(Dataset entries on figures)
## start
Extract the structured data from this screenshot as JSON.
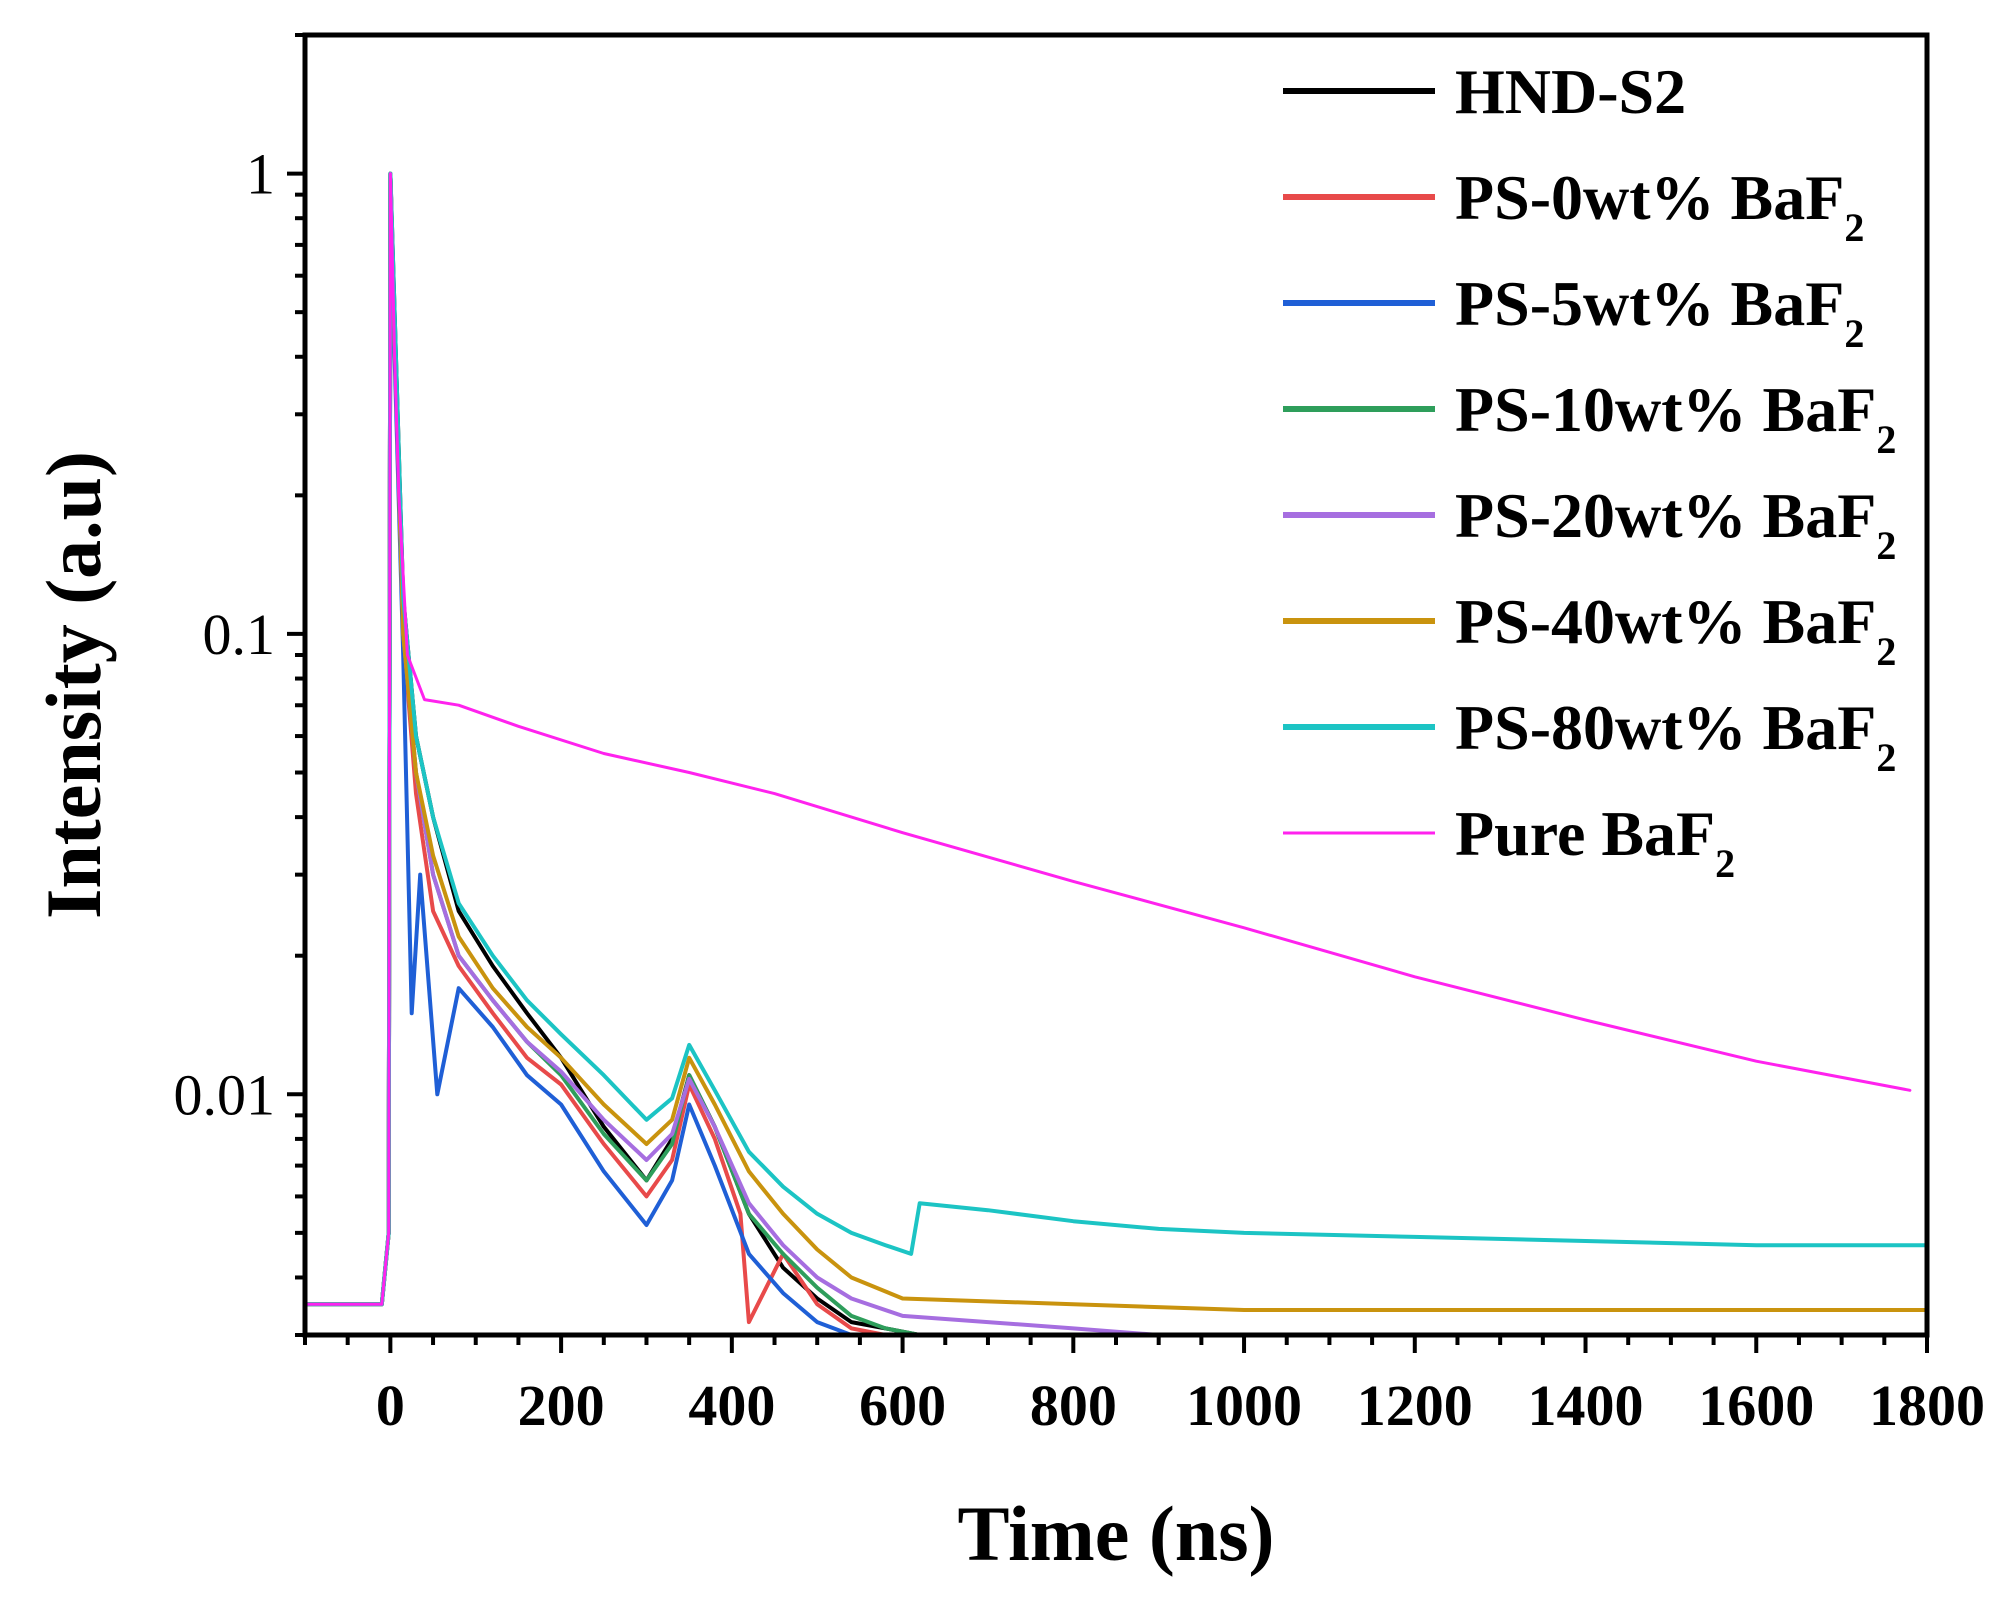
{
  "chart_data": {
    "type": "line",
    "title": "",
    "xlabel": "Time (ns)",
    "ylabel": "Intensity (a.u)",
    "xlim": [
      -100,
      1800
    ],
    "ylim": [
      0.003,
      2.0
    ],
    "yscale": "log",
    "x_ticks": [
      0,
      200,
      400,
      600,
      800,
      1000,
      1200,
      1400,
      1600,
      1800
    ],
    "x_tick_labels": [
      "0",
      "200",
      "400",
      "600",
      "800",
      "1000",
      "1200",
      "1400",
      "1600",
      "1800"
    ],
    "y_ticks": [
      0.01,
      0.1,
      1
    ],
    "y_tick_labels": [
      "0.01",
      "0.1",
      "1"
    ],
    "grid": false,
    "legend_position": "top-right",
    "series": [
      {
        "name": "HND-S2",
        "legend_main": "HND-S2",
        "legend_sub": "",
        "color": "#000000",
        "x": [
          -100,
          -10,
          -2,
          0,
          5,
          15,
          30,
          50,
          80,
          120,
          160,
          200,
          250,
          300,
          330,
          350,
          380,
          420,
          460,
          500,
          540,
          580,
          620
        ],
        "y": [
          0.0035,
          0.0035,
          0.005,
          1.0,
          0.5,
          0.12,
          0.06,
          0.04,
          0.025,
          0.019,
          0.015,
          0.012,
          0.0085,
          0.0065,
          0.008,
          0.011,
          0.0085,
          0.0055,
          0.0042,
          0.0036,
          0.0032,
          0.0031,
          0.003
        ]
      },
      {
        "name": "PS-0wt% BaF2",
        "legend_main": "PS-0wt% BaF",
        "legend_sub": "2",
        "color": "#e84a4a",
        "x": [
          -100,
          -10,
          -2,
          0,
          5,
          15,
          30,
          50,
          80,
          120,
          160,
          200,
          250,
          300,
          330,
          350,
          380,
          410,
          420,
          460,
          500,
          540,
          580
        ],
        "y": [
          0.0035,
          0.0035,
          0.005,
          1.0,
          0.45,
          0.1,
          0.045,
          0.025,
          0.019,
          0.015,
          0.012,
          0.0105,
          0.0078,
          0.006,
          0.0072,
          0.0105,
          0.008,
          0.0055,
          0.0032,
          0.0045,
          0.0035,
          0.0031,
          0.003
        ]
      },
      {
        "name": "PS-5wt% BaF2",
        "legend_main": "PS-5wt% BaF",
        "legend_sub": "2",
        "color": "#1f5fd6",
        "x": [
          -100,
          -10,
          -2,
          0,
          5,
          15,
          25,
          35,
          55,
          80,
          120,
          160,
          200,
          250,
          300,
          330,
          350,
          380,
          420,
          460,
          500,
          540,
          580
        ],
        "y": [
          0.0035,
          0.0035,
          0.005,
          1.0,
          0.4,
          0.09,
          0.015,
          0.03,
          0.01,
          0.017,
          0.014,
          0.011,
          0.0095,
          0.0068,
          0.0052,
          0.0065,
          0.0095,
          0.007,
          0.0045,
          0.0037,
          0.0032,
          0.003,
          0.003
        ]
      },
      {
        "name": "PS-10wt% BaF2",
        "legend_main": "PS-10wt% BaF",
        "legend_sub": "2",
        "color": "#2e9e5b",
        "x": [
          -100,
          -10,
          -2,
          0,
          5,
          15,
          30,
          50,
          80,
          120,
          160,
          200,
          250,
          300,
          330,
          350,
          380,
          420,
          460,
          500,
          540,
          580,
          620
        ],
        "y": [
          0.0035,
          0.0035,
          0.005,
          1.0,
          0.45,
          0.1,
          0.05,
          0.03,
          0.02,
          0.016,
          0.013,
          0.011,
          0.0082,
          0.0065,
          0.0078,
          0.011,
          0.0085,
          0.0055,
          0.0045,
          0.0038,
          0.0033,
          0.0031,
          0.003
        ]
      },
      {
        "name": "PS-20wt% BaF2",
        "legend_main": "PS-20wt% BaF",
        "legend_sub": "2",
        "color": "#a66ee0",
        "x": [
          -100,
          -10,
          -2,
          0,
          5,
          15,
          30,
          50,
          80,
          120,
          160,
          200,
          250,
          300,
          330,
          350,
          380,
          420,
          460,
          500,
          540,
          600,
          700,
          800,
          900
        ],
        "y": [
          0.0035,
          0.0035,
          0.005,
          1.0,
          0.45,
          0.1,
          0.05,
          0.03,
          0.02,
          0.016,
          0.013,
          0.0112,
          0.0088,
          0.0072,
          0.0082,
          0.0108,
          0.0085,
          0.0058,
          0.0047,
          0.004,
          0.0036,
          0.0033,
          0.0032,
          0.0031,
          0.003
        ]
      },
      {
        "name": "PS-40wt% BaF2",
        "legend_main": "PS-40wt% BaF",
        "legend_sub": "2",
        "color": "#c9930e",
        "x": [
          -100,
          -10,
          -2,
          0,
          5,
          15,
          30,
          50,
          80,
          120,
          160,
          200,
          250,
          300,
          330,
          350,
          380,
          420,
          460,
          500,
          540,
          600,
          800,
          1000,
          1200,
          1400,
          1600,
          1800
        ],
        "y": [
          0.0035,
          0.0035,
          0.005,
          1.0,
          0.45,
          0.1,
          0.05,
          0.033,
          0.022,
          0.017,
          0.014,
          0.012,
          0.0095,
          0.0078,
          0.0088,
          0.012,
          0.0095,
          0.0068,
          0.0055,
          0.0046,
          0.004,
          0.0036,
          0.0035,
          0.0034,
          0.0034,
          0.0034,
          0.0034,
          0.0034
        ]
      },
      {
        "name": "PS-80wt% BaF2",
        "legend_main": "PS-80wt% BaF",
        "legend_sub": "2",
        "color": "#1cc4c4",
        "x": [
          -100,
          -10,
          -2,
          0,
          5,
          15,
          30,
          50,
          80,
          120,
          160,
          200,
          250,
          300,
          330,
          350,
          380,
          420,
          460,
          500,
          540,
          580,
          610,
          620,
          700,
          800,
          900,
          1000,
          1200,
          1400,
          1600,
          1800
        ],
        "y": [
          0.0035,
          0.0035,
          0.005,
          1.0,
          0.5,
          0.12,
          0.06,
          0.04,
          0.026,
          0.02,
          0.016,
          0.0135,
          0.011,
          0.0088,
          0.0098,
          0.0128,
          0.0102,
          0.0075,
          0.0063,
          0.0055,
          0.005,
          0.0047,
          0.0045,
          0.0058,
          0.0056,
          0.0053,
          0.0051,
          0.005,
          0.0049,
          0.0048,
          0.0047,
          0.0047
        ]
      },
      {
        "name": "Pure BaF2",
        "legend_main": "Pure BaF",
        "legend_sub": "2",
        "color": "#ff22ee",
        "x": [
          -100,
          -10,
          -2,
          0,
          5,
          10,
          20,
          40,
          80,
          150,
          250,
          350,
          450,
          600,
          800,
          1000,
          1200,
          1400,
          1600,
          1780
        ],
        "y": [
          0.0035,
          0.0035,
          0.005,
          1.0,
          0.4,
          0.2,
          0.09,
          0.072,
          0.07,
          0.063,
          0.055,
          0.05,
          0.045,
          0.037,
          0.029,
          0.023,
          0.018,
          0.0145,
          0.0118,
          0.0102
        ]
      }
    ]
  }
}
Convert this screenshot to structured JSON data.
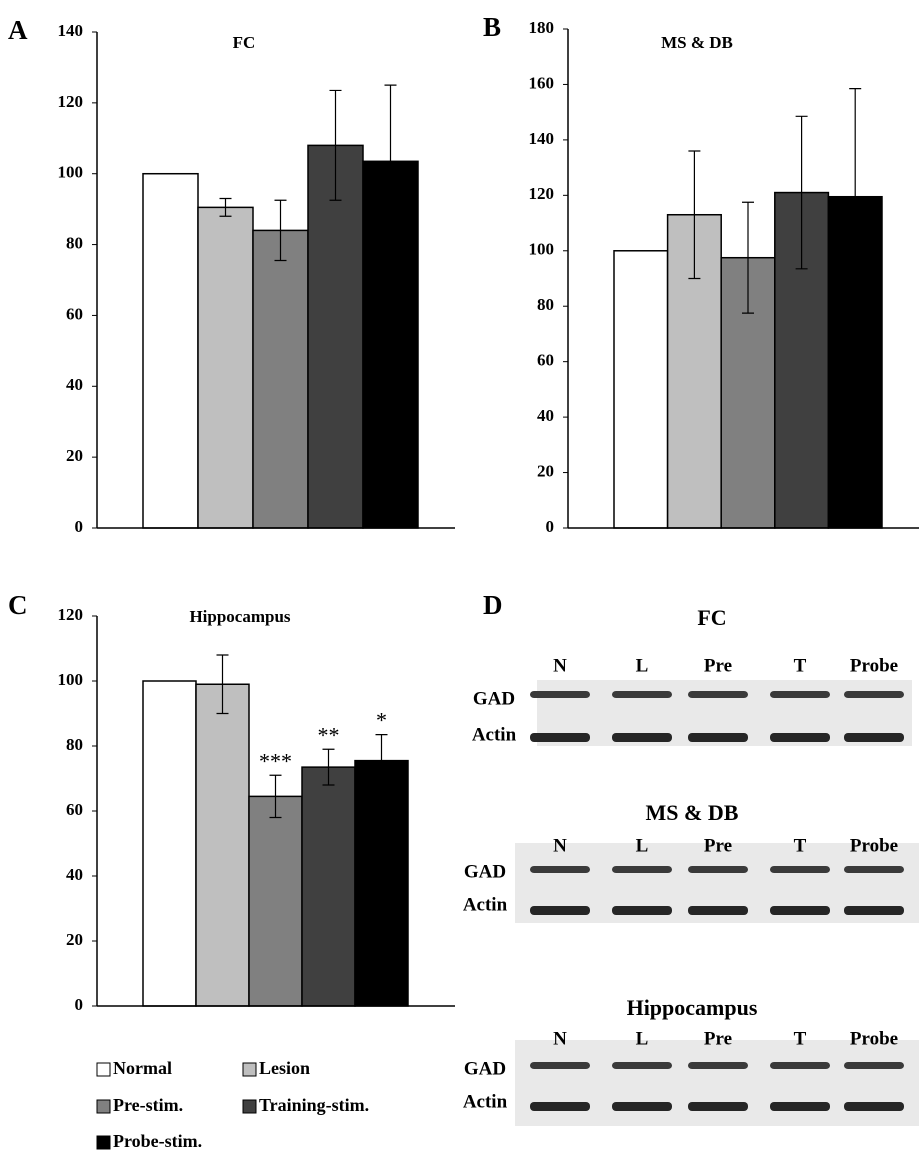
## end
EXERCISE OBJECTIVE => Retype each record exactly as it stands, but do not include the pictures.

TASK RESULT =>
Extract the structured data from this screenshot as JSON.
{
  "chart_data": {
    "type": "line",
    "title": "",
    "xlabel": "Time (ns)",
    "ylabel": "Intensity (a.u)",
    "xlim": [
      -100,
      1800
    ],
    "ylim": [
      0.003,
      2.0
    ],
    "yscale": "log",
    "x_ticks": [
      0,
      200,
      400,
      600,
      800,
      1000,
      1200,
      1400,
      1600,
      1800
    ],
    "x_tick_labels": [
      "0",
      "200",
      "400",
      "600",
      "800",
      "1000",
      "1200",
      "1400",
      "1600",
      "1800"
    ],
    "y_ticks": [
      0.01,
      0.1,
      1
    ],
    "y_tick_labels": [
      "0.01",
      "0.1",
      "1"
    ],
    "grid": false,
    "legend_position": "top-right",
    "series": [
      {
        "name": "HND-S2",
        "legend_main": "HND-S2",
        "legend_sub": "",
        "color": "#000000",
        "x": [
          -100,
          -10,
          -2,
          0,
          5,
          15,
          30,
          50,
          80,
          120,
          160,
          200,
          250,
          300,
          330,
          350,
          380,
          420,
          460,
          500,
          540,
          580,
          620
        ],
        "y": [
          0.0035,
          0.0035,
          0.005,
          1.0,
          0.5,
          0.12,
          0.06,
          0.04,
          0.025,
          0.019,
          0.015,
          0.012,
          0.0085,
          0.0065,
          0.008,
          0.011,
          0.0085,
          0.0055,
          0.0042,
          0.0036,
          0.0032,
          0.0031,
          0.003
        ]
      },
      {
        "name": "PS-0wt% BaF2",
        "legend_main": "PS-0wt% BaF",
        "legend_sub": "2",
        "color": "#e84a4a",
        "x": [
          -100,
          -10,
          -2,
          0,
          5,
          15,
          30,
          50,
          80,
          120,
          160,
          200,
          250,
          300,
          330,
          350,
          380,
          410,
          420,
          460,
          500,
          540,
          580
        ],
        "y": [
          0.0035,
          0.0035,
          0.005,
          1.0,
          0.45,
          0.1,
          0.045,
          0.025,
          0.019,
          0.015,
          0.012,
          0.0105,
          0.0078,
          0.006,
          0.0072,
          0.0105,
          0.008,
          0.0055,
          0.0032,
          0.0045,
          0.0035,
          0.0031,
          0.003
        ]
      },
      {
        "name": "PS-5wt% BaF2",
        "legend_main": "PS-5wt% BaF",
        "legend_sub": "2",
        "color": "#1f5fd6",
        "x": [
          -100,
          -10,
          -2,
          0,
          5,
          15,
          25,
          35,
          55,
          80,
          120,
          160,
          200,
          250,
          300,
          330,
          350,
          380,
          420,
          460,
          500,
          540,
          580
        ],
        "y": [
          0.0035,
          0.0035,
          0.005,
          1.0,
          0.4,
          0.09,
          0.015,
          0.03,
          0.01,
          0.017,
          0.014,
          0.011,
          0.0095,
          0.0068,
          0.0052,
          0.0065,
          0.0095,
          0.007,
          0.0045,
          0.0037,
          0.0032,
          0.003,
          0.003
        ]
      },
      {
        "name": "PS-10wt% BaF2",
        "legend_main": "PS-10wt% BaF",
        "legend_sub": "2",
        "color": "#2e9e5b",
        "x": [
          -100,
          -10,
          -2,
          0,
          5,
          15,
          30,
          50,
          80,
          120,
          160,
          200,
          250,
          300,
          330,
          350,
          380,
          420,
          460,
          500,
          540,
          580,
          620
        ],
        "y": [
          0.0035,
          0.0035,
          0.005,
          1.0,
          0.45,
          0.1,
          0.05,
          0.03,
          0.02,
          0.016,
          0.013,
          0.011,
          0.0082,
          0.0065,
          0.0078,
          0.011,
          0.0085,
          0.0055,
          0.0045,
          0.0038,
          0.0033,
          0.0031,
          0.003
        ]
      },
      {
        "name": "PS-20wt% BaF2",
        "legend_main": "PS-20wt% BaF",
        "legend_sub": "2",
        "color": "#a66ee0",
        "x": [
          -100,
          -10,
          -2,
          0,
          5,
          15,
          30,
          50,
          80,
          120,
          160,
          200,
          250,
          300,
          330,
          350,
          380,
          420,
          460,
          500,
          540,
          600,
          700,
          800,
          900
        ],
        "y": [
          0.0035,
          0.0035,
          0.005,
          1.0,
          0.45,
          0.1,
          0.05,
          0.03,
          0.02,
          0.016,
          0.013,
          0.0112,
          0.0088,
          0.0072,
          0.0082,
          0.0108,
          0.0085,
          0.0058,
          0.0047,
          0.004,
          0.0036,
          0.0033,
          0.0032,
          0.0031,
          0.003
        ]
      },
      {
        "name": "PS-40wt% BaF2",
        "legend_main": "PS-40wt% BaF",
        "legend_sub": "2",
        "color": "#c9930e",
        "x": [
          -100,
          -10,
          -2,
          0,
          5,
          15,
          30,
          50,
          80,
          120,
          160,
          200,
          250,
          300,
          330,
          350,
          380,
          420,
          460,
          500,
          540,
          600,
          800,
          1000,
          1200,
          1400,
          1600,
          1800
        ],
        "y": [
          0.0035,
          0.0035,
          0.005,
          1.0,
          0.45,
          0.1,
          0.05,
          0.033,
          0.022,
          0.017,
          0.014,
          0.012,
          0.0095,
          0.0078,
          0.0088,
          0.012,
          0.0095,
          0.0068,
          0.0055,
          0.0046,
          0.004,
          0.0036,
          0.0035,
          0.0034,
          0.0034,
          0.0034,
          0.0034,
          0.0034
        ]
      },
      {
        "name": "PS-80wt% BaF2",
        "legend_main": "PS-80wt% BaF",
        "legend_sub": "2",
        "color": "#1cc4c4",
        "x": [
          -100,
          -10,
          -2,
          0,
          5,
          15,
          30,
          50,
          80,
          120,
          160,
          200,
          250,
          300,
          330,
          350,
          380,
          420,
          460,
          500,
          540,
          580,
          610,
          620,
          700,
          800,
          900,
          1000,
          1200,
          1400,
          1600,
          1800
        ],
        "y": [
          0.0035,
          0.0035,
          0.005,
          1.0,
          0.5,
          0.12,
          0.06,
          0.04,
          0.026,
          0.02,
          0.016,
          0.0135,
          0.011,
          0.0088,
          0.0098,
          0.0128,
          0.0102,
          0.0075,
          0.0063,
          0.0055,
          0.005,
          0.0047,
          0.0045,
          0.0058,
          0.0056,
          0.0053,
          0.0051,
          0.005,
          0.0049,
          0.0048,
          0.0047,
          0.0047
        ]
      },
      {
        "name": "Pure BaF2",
        "legend_main": "Pure BaF",
        "legend_sub": "2",
        "color": "#ff22ee",
        "x": [
          -100,
          -10,
          -2,
          0,
          5,
          10,
          20,
          40,
          80,
          150,
          250,
          350,
          450,
          600,
          800,
          1000,
          1200,
          1400,
          1600,
          1780
        ],
        "y": [
          0.0035,
          0.0035,
          0.005,
          1.0,
          0.4,
          0.2,
          0.09,
          0.072,
          0.07,
          0.063,
          0.055,
          0.05,
          0.045,
          0.037,
          0.029,
          0.023,
          0.018,
          0.0145,
          0.0118,
          0.0102
        ]
      }
    ]
  }
}
Convert this screenshot to structured JSON data.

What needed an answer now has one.